##### Listed records #####

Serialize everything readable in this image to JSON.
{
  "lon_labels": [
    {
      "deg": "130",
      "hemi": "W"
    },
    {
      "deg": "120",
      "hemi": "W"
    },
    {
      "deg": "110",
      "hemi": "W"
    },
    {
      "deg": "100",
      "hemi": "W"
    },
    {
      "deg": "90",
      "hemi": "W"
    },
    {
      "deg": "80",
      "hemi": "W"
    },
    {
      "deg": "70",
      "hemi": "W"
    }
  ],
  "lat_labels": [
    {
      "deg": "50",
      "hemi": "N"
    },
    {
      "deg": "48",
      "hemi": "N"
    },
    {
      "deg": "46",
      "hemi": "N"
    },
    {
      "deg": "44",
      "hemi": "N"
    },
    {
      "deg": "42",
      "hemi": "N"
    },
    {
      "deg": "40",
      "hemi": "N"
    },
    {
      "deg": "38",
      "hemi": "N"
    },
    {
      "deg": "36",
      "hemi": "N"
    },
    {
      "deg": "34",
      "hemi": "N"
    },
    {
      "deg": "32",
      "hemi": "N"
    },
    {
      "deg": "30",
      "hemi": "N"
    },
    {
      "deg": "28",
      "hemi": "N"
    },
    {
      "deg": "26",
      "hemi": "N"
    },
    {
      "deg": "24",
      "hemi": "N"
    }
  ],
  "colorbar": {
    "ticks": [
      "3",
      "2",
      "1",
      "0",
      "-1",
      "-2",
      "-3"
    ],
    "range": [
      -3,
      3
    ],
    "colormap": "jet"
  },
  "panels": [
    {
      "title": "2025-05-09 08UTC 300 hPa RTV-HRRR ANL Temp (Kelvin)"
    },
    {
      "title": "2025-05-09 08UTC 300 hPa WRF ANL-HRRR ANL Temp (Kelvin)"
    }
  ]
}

#####

Could you quote the material above in full, exactly as it stands?

The answer ->
Serialize everything readable in this image to JSON.
{
  "lon_labels": [
    {
      "deg": "130",
      "hemi": "W"
    },
    {
      "deg": "120",
      "hemi": "W"
    },
    {
      "deg": "110",
      "hemi": "W"
    },
    {
      "deg": "100",
      "hemi": "W"
    },
    {
      "deg": "90",
      "hemi": "W"
    },
    {
      "deg": "80",
      "hemi": "W"
    },
    {
      "deg": "70",
      "hemi": "W"
    }
  ],
  "lat_labels": [
    {
      "deg": "50",
      "hemi": "N"
    },
    {
      "deg": "48",
      "hemi": "N"
    },
    {
      "deg": "46",
      "hemi": "N"
    },
    {
      "deg": "44",
      "hemi": "N"
    },
    {
      "deg": "42",
      "hemi": "N"
    },
    {
      "deg": "40",
      "hemi": "N"
    },
    {
      "deg": "38",
      "hemi": "N"
    },
    {
      "deg": "36",
      "hemi": "N"
    },
    {
      "deg": "34",
      "hemi": "N"
    },
    {
      "deg": "32",
      "hemi": "N"
    },
    {
      "deg": "30",
      "hemi": "N"
    },
    {
      "deg": "28",
      "hemi": "N"
    },
    {
      "deg": "26",
      "hemi": "N"
    },
    {
      "deg": "24",
      "hemi": "N"
    }
  ],
  "colorbar": {
    "ticks": [
      "3",
      "2",
      "1",
      "0",
      "-1",
      "-2",
      "-3"
    ],
    "range": [
      -3,
      3
    ],
    "colormap": "jet"
  },
  "panels": [
    {
      "title": "2025-05-09 08UTC 300 hPa RTV-HRRR ANL Temp (Kelvin)"
    },
    {
      "title": "2025-05-09 08UTC 300 hPa WRF ANL-HRRR ANL Temp (Kelvin)"
    }
  ]
}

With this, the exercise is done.